• What to produce:
Examine the records and identify each line that includes the string "screenshot". Copy those lines.

• Task data:
╔══

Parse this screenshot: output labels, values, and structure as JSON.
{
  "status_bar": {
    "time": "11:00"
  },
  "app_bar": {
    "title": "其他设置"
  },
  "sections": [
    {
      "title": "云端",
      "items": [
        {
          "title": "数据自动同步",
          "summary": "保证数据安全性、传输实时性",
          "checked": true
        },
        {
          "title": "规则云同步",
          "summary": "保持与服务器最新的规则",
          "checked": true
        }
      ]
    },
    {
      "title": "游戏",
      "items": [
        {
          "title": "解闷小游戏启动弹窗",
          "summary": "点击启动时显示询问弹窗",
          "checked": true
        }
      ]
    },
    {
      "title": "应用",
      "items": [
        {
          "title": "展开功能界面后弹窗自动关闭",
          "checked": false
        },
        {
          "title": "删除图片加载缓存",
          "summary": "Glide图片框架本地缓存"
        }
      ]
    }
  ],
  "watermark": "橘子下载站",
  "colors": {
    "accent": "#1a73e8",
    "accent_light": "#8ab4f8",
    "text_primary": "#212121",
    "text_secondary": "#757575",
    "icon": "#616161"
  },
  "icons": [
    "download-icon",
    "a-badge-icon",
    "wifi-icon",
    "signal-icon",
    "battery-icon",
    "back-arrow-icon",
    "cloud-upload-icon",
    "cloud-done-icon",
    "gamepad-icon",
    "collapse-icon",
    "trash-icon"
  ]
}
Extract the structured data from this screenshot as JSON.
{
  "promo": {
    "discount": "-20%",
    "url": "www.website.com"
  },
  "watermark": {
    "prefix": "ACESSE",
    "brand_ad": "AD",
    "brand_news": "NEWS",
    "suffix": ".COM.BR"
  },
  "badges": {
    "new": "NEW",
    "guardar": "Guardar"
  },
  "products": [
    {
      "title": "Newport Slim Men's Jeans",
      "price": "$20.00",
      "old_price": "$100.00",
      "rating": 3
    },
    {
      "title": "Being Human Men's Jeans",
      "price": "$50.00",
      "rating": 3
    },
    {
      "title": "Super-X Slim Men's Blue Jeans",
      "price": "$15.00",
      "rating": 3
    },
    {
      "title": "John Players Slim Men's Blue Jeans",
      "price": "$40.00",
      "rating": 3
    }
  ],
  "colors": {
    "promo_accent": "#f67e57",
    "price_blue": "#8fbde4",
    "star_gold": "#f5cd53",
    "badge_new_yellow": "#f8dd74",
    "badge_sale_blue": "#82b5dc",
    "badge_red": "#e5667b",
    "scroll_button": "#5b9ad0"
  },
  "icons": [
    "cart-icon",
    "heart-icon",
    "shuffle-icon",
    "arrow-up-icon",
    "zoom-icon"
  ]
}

╚══

• Exercise solution:
Parse this screenshot: output labels, values, and structure as JSON.
Extract the structured data from this screenshot as JSON.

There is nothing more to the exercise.